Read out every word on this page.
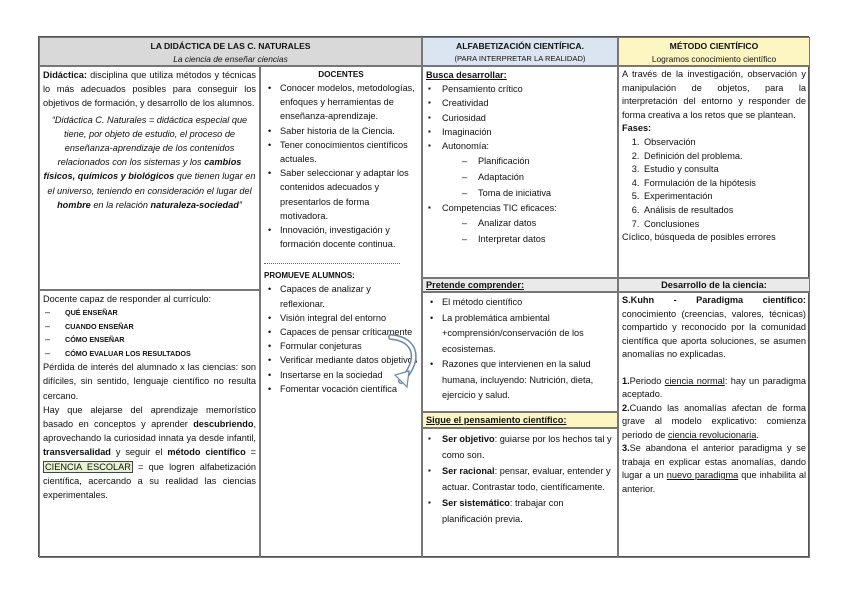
LA DIDÁCTICA DE LAS C. NATURALES
La ciencia de enseñar ciencias
Didáctica: disciplina que utiliza métodos y técnicas lo más adecuados posibles para conseguir los objetivos de formación, y desarrollo de los alumnos.
“Didáctica C. Naturales = didáctica especial que tiene, por objeto de estudio, el proceso de enseñanza-aprendizaje de los contenidos relacionados con los sistemas y los cambios físicos, químicos y biológicos que tienen lugar en el universo, teniendo en consideración el lugar del hombre en la relación naturaleza-sociedad”
Docente capaz de responder al currículo:
– QUÉ ENSEÑAR
– CUANDO ENSEÑAR
– CÓMO ENSEÑAR
– CÓMO EVALUAR LOS RESULTADOS
Pérdida de interés del alumnado x las ciencias: son difíciles, sin sentido, lenguaje científico no resulta cercano.
Hay que alejarse del aprendizaje memorístico basado en conceptos y aprender descubriendo, aprovechando la curiosidad innata ya desde infantil, transversalidad y seguir el método científico = CIENCIA ESCOLAR = que logren alfabetización científica, acercando a su realidad las ciencias experimentales.
DOCENTES
• Conocer modelos, metodologías, enfoques y herramientas de enseñanza-aprendizaje.
• Saber historia de la Ciencia.
• Tener conocimientos científicos actuales.
• Saber seleccionar y adaptar los contenidos adecuados y presentarlos de forma motivadora.
• Innovación, investigación y formación docente continua.
PROMUEVE ALUMNOS:
• Capaces de analizar y reflexionar.
• Visión integral del entorno
• Capaces de pensar críticamente
• Formular conjeturas
• Verificar mediante datos objetivos
• Insertarse en la sociedad
• Fomentar vocación científica
ALFABETIZACIÓN CIENTÍFICA.
(PARA INTERPRETAR LA REALIDAD)
Busca desarrollar:
▪ Pensamiento crítico
▪ Creatividad
▪ Curiosidad
▪ Imaginación
▪ Autonomía:
– Planificación
– Adaptación
– Toma de iniciativa
▪ Competencias TIC eficaces:
– Analizar datos
– Interpretar datos
Pretende comprender:
• El método científico
• La problemática ambiental +comprensión/conservación de los ecosistemas.
• Razones que intervienen en la salud humana, incluyendo: Nutrición, dieta, ejercicio y salud.
Sigue el pensamiento científico:
▪ Ser objetivo: guiarse por los hechos tal y como son.
▪ Ser racional: pensar, evaluar, entender y actuar. Contrastar todo, científicamente.
▪ Ser sistemático: trabajar con planificación previa.
MÉTODO CIENTÍFICO
Logramos conocimiento científico
A través de la investigación, observación y manipulación de objetos, para la interpretación del entorno y responder de forma creativa a los retos que se plantean.
Fases:
1. Observación
2. Definición del problema.
3. Estudio y consulta
4. Formulación de la hipótesis
5. Experimentación
6. Análisis de resultados
7. Conclusiones
Cíclico, búsqueda de posibles errores
Desarrollo de la ciencia:
S.Kuhn - Paradigma científico: conocimiento (creencias, valores, técnicas) compartido y reconocido por la comunidad científica que aporta soluciones, se asumen anomalías no explicadas.
1.Periodo ciencia normal: hay un paradigma aceptado.
2.Cuando las anomalías afectan de forma grave al modelo explicativo: comienza periodo de ciencia revolucionaria.
3.Se abandona el anterior paradigma y se trabaja en explicar estas anomalías, dando lugar a un nuevo paradigma que inhabilita al anterior.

→ **EXERCISE**
Keep the pictures out of your copy, and repeat every entry above exactly.

→ **RIGHT ANSWER**
Read out every word on this page.
LA DIDÁCTICA DE LAS C. NATURALES
La ciencia de enseñar ciencias
Didáctica: disciplina que utiliza métodos y técnicas lo más adecuados posibles para conseguir los objetivos de formación, y desarrollo de los alumnos.
“Didáctica C. Naturales = didáctica especial que tiene, por objeto de estudio, el proceso de enseñanza-aprendizaje de los contenidos relacionados con los sistemas y los cambios físicos, químicos y biológicos que tienen lugar en el universo, teniendo en consideración el lugar del hombre en la relación naturaleza-sociedad”
Docente capaz de responder al currículo:
– QUÉ ENSEÑAR
– CUANDO ENSEÑAR
– CÓMO ENSEÑAR
– CÓMO EVALUAR LOS RESULTADOS
Pérdida de interés del alumnado x las ciencias: son difíciles, sin sentido, lenguaje científico no resulta cercano.
Hay que alejarse del aprendizaje memorístico basado en conceptos y aprender descubriendo, aprovechando la curiosidad innata ya desde infantil, transversalidad y seguir el método científico = CIENCIA ESCOLAR = que logren alfabetización científica, acercando a su realidad las ciencias experimentales.
DOCENTES
• Conocer modelos, metodologías, enfoques y herramientas de enseñanza-aprendizaje.
• Saber historia de la Ciencia.
• Tener conocimientos científicos actuales.
• Saber seleccionar y adaptar los contenidos adecuados y presentarlos de forma motivadora.
• Innovación, investigación y formación docente continua.
PROMUEVE ALUMNOS:
• Capaces de analizar y reflexionar.
• Visión integral del entorno
• Capaces de pensar críticamente
• Formular conjeturas
• Verificar mediante datos objetivos
• Insertarse en la sociedad
• Fomentar vocación científica
ALFABETIZACIÓN CIENTÍFICA.
(PARA INTERPRETAR LA REALIDAD)
Busca desarrollar:
▪ Pensamiento crítico
▪ Creatividad
▪ Curiosidad
▪ Imaginación
▪ Autonomía:
– Planificación
– Adaptación
– Toma de iniciativa
▪ Competencias TIC eficaces:
– Analizar datos
– Interpretar datos
Pretende comprender:
• El método científico
• La problemática ambiental +comprensión/conservación de los ecosistemas.
• Razones que intervienen en la salud humana, incluyendo: Nutrición, dieta, ejercicio y salud.
Sigue el pensamiento científico:
▪ Ser objetivo: guiarse por los hechos tal y como son.
▪ Ser racional: pensar, evaluar, entender y actuar. Contrastar todo, científicamente.
▪ Ser sistemático: trabajar con planificación previa.
MÉTODO CIENTÍFICO
Logramos conocimiento científico
A través de la investigación, observación y manipulación de objetos, para la interpretación del entorno y responder de forma creativa a los retos que se plantean.
Fases:
1. Observación
2. Definición del problema.
3. Estudio y consulta
4. Formulación de la hipótesis
5. Experimentación
6. Análisis de resultados
7. Conclusiones
Cíclico, búsqueda de posibles errores
Desarrollo de la ciencia:
S.Kuhn - Paradigma científico: conocimiento (creencias, valores, técnicas) compartido y reconocido por la comunidad científica que aporta soluciones, se asumen anomalías no explicadas.
1.Periodo ciencia normal: hay un paradigma aceptado.
2.Cuando las anomalías afectan de forma grave al modelo explicativo: comienza periodo de ciencia revolucionaria.
3.Se abandona el anterior paradigma y se trabaja en explicar estas anomalías, dando lugar a un nuevo paradigma que inhabilita al anterior.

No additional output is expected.